◆ What the task requires:
Pictures do not belong in the copy; restate the records below word for word.
------------------------------------
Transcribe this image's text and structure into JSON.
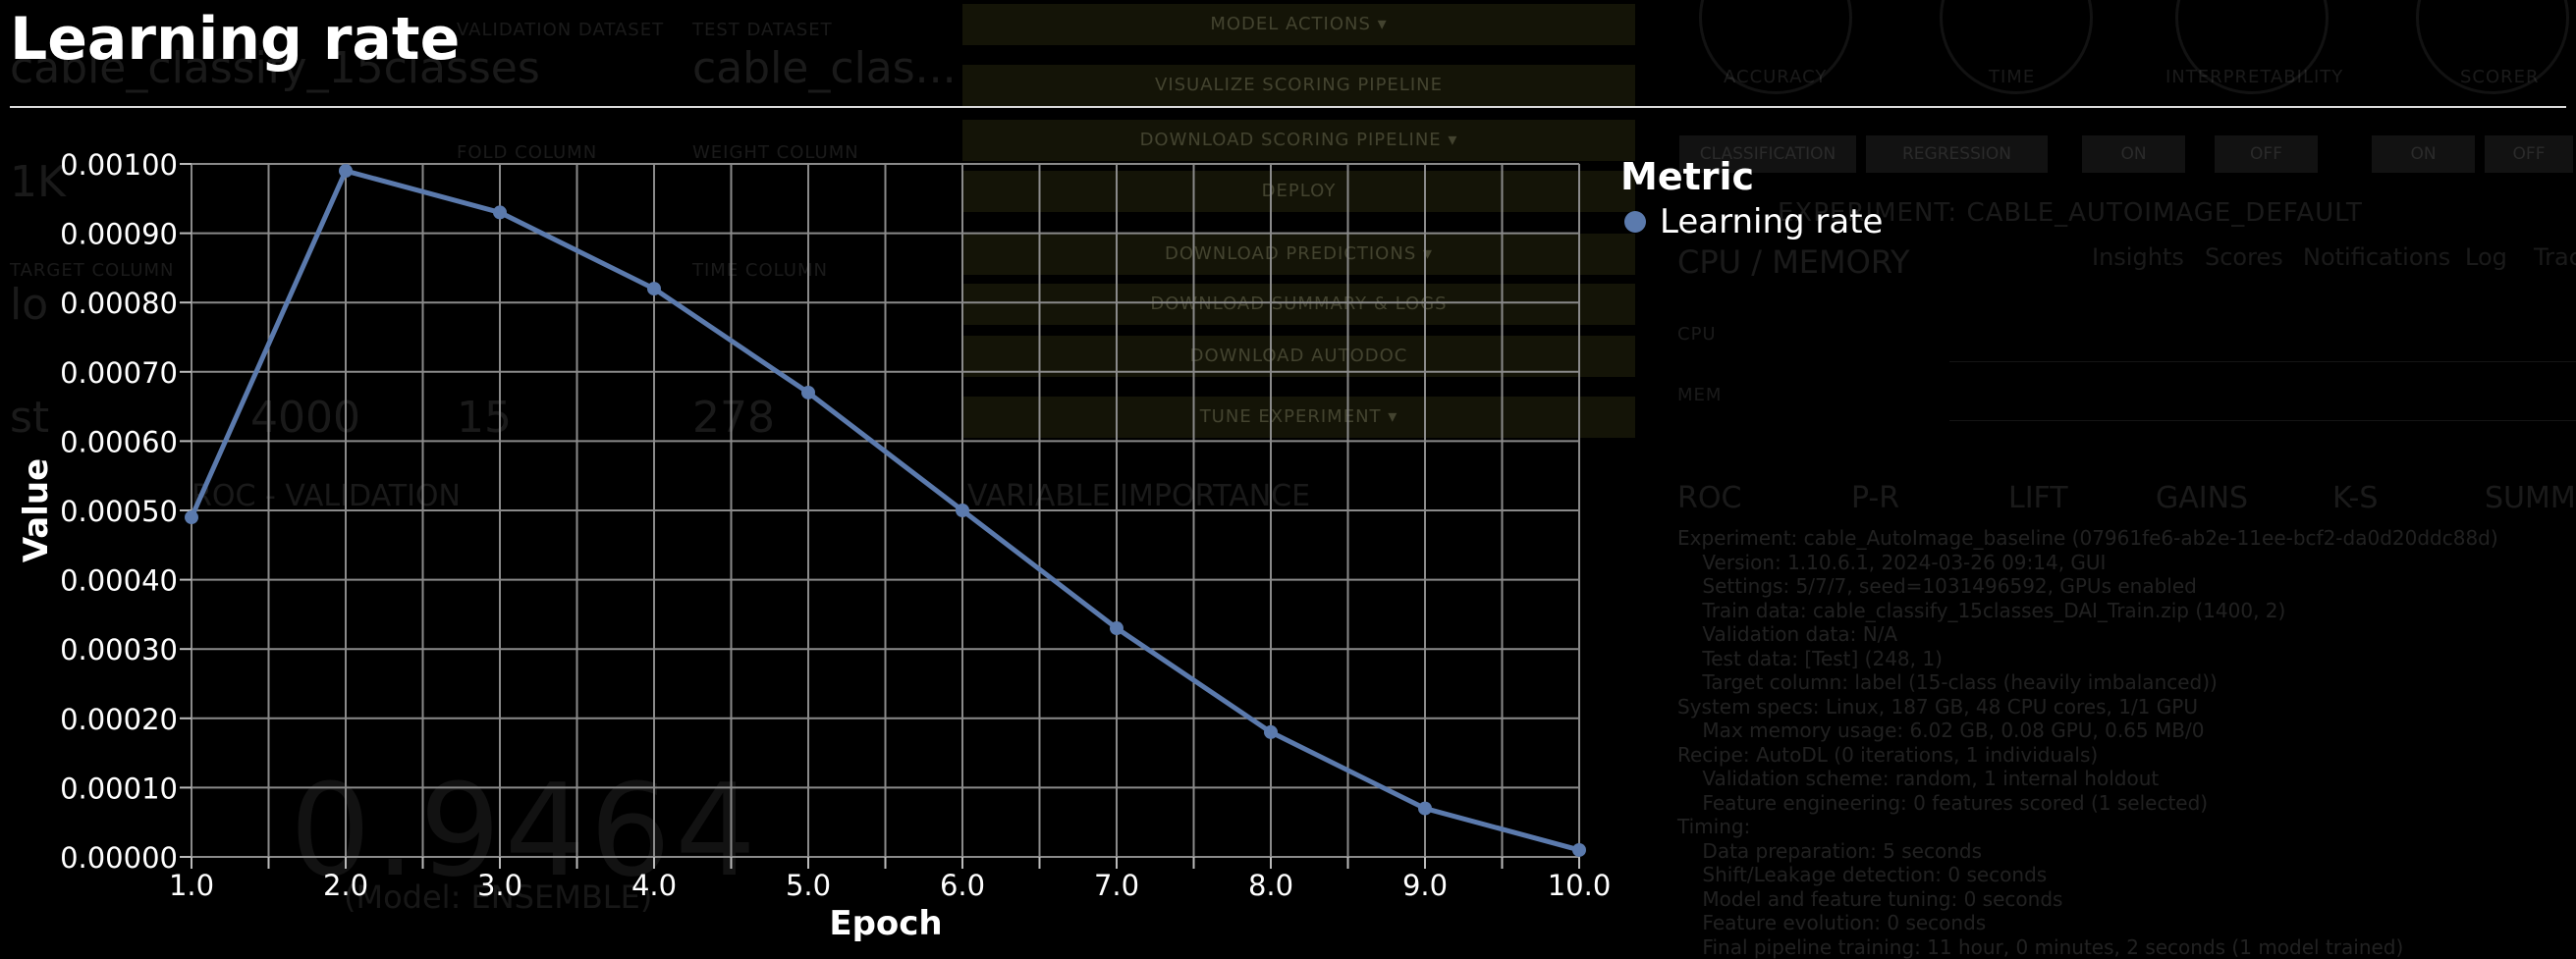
{
  "chart_data": {
    "type": "line",
    "title": "Learning rate",
    "xlabel": "Epoch",
    "ylabel": "Value",
    "xlim": [
      1.0,
      10.0
    ],
    "ylim": [
      0,
      0.001
    ],
    "x_ticks": [
      "1.0",
      "2.0",
      "3.0",
      "4.0",
      "5.0",
      "6.0",
      "7.0",
      "8.0",
      "9.0",
      "10.0"
    ],
    "y_ticks": [
      "0.00000",
      "0.00010",
      "0.00020",
      "0.00030",
      "0.00040",
      "0.00050",
      "0.00060",
      "0.00070",
      "0.00080",
      "0.00090",
      "0.00100"
    ],
    "legend_title": "Metric",
    "legend_position": "right",
    "grid": true,
    "series": [
      {
        "name": "Learning rate",
        "color": "#5b7aad",
        "x": [
          1,
          2,
          3,
          4,
          5,
          6,
          7,
          8,
          9,
          10
        ],
        "y": [
          0.00049,
          0.00099,
          0.00093,
          0.00082,
          0.00067,
          0.0005,
          0.00033,
          0.00018,
          7e-05,
          1e-05
        ]
      }
    ]
  },
  "background": {
    "labels": [
      "VALIDATION DATASET",
      "TEST DATASET",
      "FOLD COLUMN",
      "WEIGHT COLUMN",
      "TARGET COLUMN",
      "TIME COLUMN",
      "ACCURACY",
      "TIME",
      "INTERPRETABILITY",
      "SCORER"
    ],
    "values": [
      "cable_classify_15classes",
      "cable_clas...",
      "1K",
      "lo",
      "st",
      "4000",
      "15",
      "278"
    ],
    "buttons": [
      "MODEL ACTIONS ▾",
      "VISUALIZE SCORING PIPELINE",
      "DOWNLOAD SCORING PIPELINE ▾",
      "DEPLOY",
      "DOWNLOAD PREDICTIONS ▾",
      "DOWNLOAD SUMMARY & LOGS",
      "DOWNLOAD AUTODOC",
      "TUNE EXPERIMENT ▾"
    ],
    "toggles": [
      "CLASSIFICATION",
      "REGRESSION",
      "ON",
      "OFF",
      "ON",
      "OFF"
    ],
    "experiment": "EXPERIMENT: CABLE_AUTOIMAGE_DEFAULT",
    "section_cpu": "CPU / MEMORY",
    "tabs": [
      "Insights",
      "Scores",
      "Notifications",
      "Log",
      "Trace"
    ],
    "cpu_labels": [
      "CPU",
      "MEM"
    ],
    "sections": [
      "ROC - VALIDATION",
      "VARIABLE IMPORTANCE"
    ],
    "result_tabs": [
      "ROC",
      "P-R",
      "LIFT",
      "GAINS",
      "K-S",
      "SUMMARY"
    ],
    "log_text": "Experiment: cable_AutoImage_baseline (07961fe6-ab2e-11ee-bcf2-da0d20ddc88d)\n    Version: 1.10.6.1, 2024-03-26 09:14, GUI\n    Settings: 5/7/7, seed=1031496592, GPUs enabled\n    Train data: cable_classify_15classes_DAI_Train.zip (1400, 2)\n    Validation data: N/A\n    Test data: [Test] (248, 1)\n    Target column: label (15-class (heavily imbalanced))\nSystem specs: Linux, 187 GB, 48 CPU cores, 1/1 GPU\n    Max memory usage: 6.02 GB, 0.08 GPU, 0.65 MB/0\nRecipe: AutoDL (0 iterations, 1 individuals)\n    Validation scheme: random, 1 internal holdout\n    Feature engineering: 0 features scored (1 selected)\nTiming:\n    Data preparation: 5 seconds\n    Shift/Leakage detection: 0 seconds\n    Model and feature tuning: 0 seconds\n    Feature evolution: 0 seconds\n    Final pipeline training: 11 hour, 0 minutes, 2 seconds (1 model trained)",
    "score": "0.9464",
    "model": "(Model: ENSEMBLE)"
  }
}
------------------------------------
◆ Output for this task:
Transcribe this image's text and structure into JSON.
{
  "chart_data": {
    "type": "line",
    "title": "Learning rate",
    "xlabel": "Epoch",
    "ylabel": "Value",
    "xlim": [
      1.0,
      10.0
    ],
    "ylim": [
      0,
      0.001
    ],
    "x_ticks": [
      "1.0",
      "2.0",
      "3.0",
      "4.0",
      "5.0",
      "6.0",
      "7.0",
      "8.0",
      "9.0",
      "10.0"
    ],
    "y_ticks": [
      "0.00000",
      "0.00010",
      "0.00020",
      "0.00030",
      "0.00040",
      "0.00050",
      "0.00060",
      "0.00070",
      "0.00080",
      "0.00090",
      "0.00100"
    ],
    "legend_title": "Metric",
    "legend_position": "right",
    "grid": true,
    "series": [
      {
        "name": "Learning rate",
        "color": "#5b7aad",
        "x": [
          1,
          2,
          3,
          4,
          5,
          6,
          7,
          8,
          9,
          10
        ],
        "y": [
          0.00049,
          0.00099,
          0.00093,
          0.00082,
          0.00067,
          0.0005,
          0.00033,
          0.00018,
          7e-05,
          1e-05
        ]
      }
    ]
  },
  "background": {
    "labels": [
      "VALIDATION DATASET",
      "TEST DATASET",
      "FOLD COLUMN",
      "WEIGHT COLUMN",
      "TARGET COLUMN",
      "TIME COLUMN",
      "ACCURACY",
      "TIME",
      "INTERPRETABILITY",
      "SCORER"
    ],
    "values": [
      "cable_classify_15classes",
      "cable_clas...",
      "1K",
      "lo",
      "st",
      "4000",
      "15",
      "278"
    ],
    "buttons": [
      "MODEL ACTIONS ▾",
      "VISUALIZE SCORING PIPELINE",
      "DOWNLOAD SCORING PIPELINE ▾",
      "DEPLOY",
      "DOWNLOAD PREDICTIONS ▾",
      "DOWNLOAD SUMMARY & LOGS",
      "DOWNLOAD AUTODOC",
      "TUNE EXPERIMENT ▾"
    ],
    "toggles": [
      "CLASSIFICATION",
      "REGRESSION",
      "ON",
      "OFF",
      "ON",
      "OFF"
    ],
    "experiment": "EXPERIMENT: CABLE_AUTOIMAGE_DEFAULT",
    "section_cpu": "CPU / MEMORY",
    "tabs": [
      "Insights",
      "Scores",
      "Notifications",
      "Log",
      "Trace"
    ],
    "cpu_labels": [
      "CPU",
      "MEM"
    ],
    "sections": [
      "ROC - VALIDATION",
      "VARIABLE IMPORTANCE"
    ],
    "result_tabs": [
      "ROC",
      "P-R",
      "LIFT",
      "GAINS",
      "K-S",
      "SUMMARY"
    ],
    "log_text": "Experiment: cable_AutoImage_baseline (07961fe6-ab2e-11ee-bcf2-da0d20ddc88d)\n    Version: 1.10.6.1, 2024-03-26 09:14, GUI\n    Settings: 5/7/7, seed=1031496592, GPUs enabled\n    Train data: cable_classify_15classes_DAI_Train.zip (1400, 2)\n    Validation data: N/A\n    Test data: [Test] (248, 1)\n    Target column: label (15-class (heavily imbalanced))\nSystem specs: Linux, 187 GB, 48 CPU cores, 1/1 GPU\n    Max memory usage: 6.02 GB, 0.08 GPU, 0.65 MB/0\nRecipe: AutoDL (0 iterations, 1 individuals)\n    Validation scheme: random, 1 internal holdout\n    Feature engineering: 0 features scored (1 selected)\nTiming:\n    Data preparation: 5 seconds\n    Shift/Leakage detection: 0 seconds\n    Model and feature tuning: 0 seconds\n    Feature evolution: 0 seconds\n    Final pipeline training: 11 hour, 0 minutes, 2 seconds (1 model trained)",
    "score": "0.9464",
    "model": "(Model: ENSEMBLE)"
  }
}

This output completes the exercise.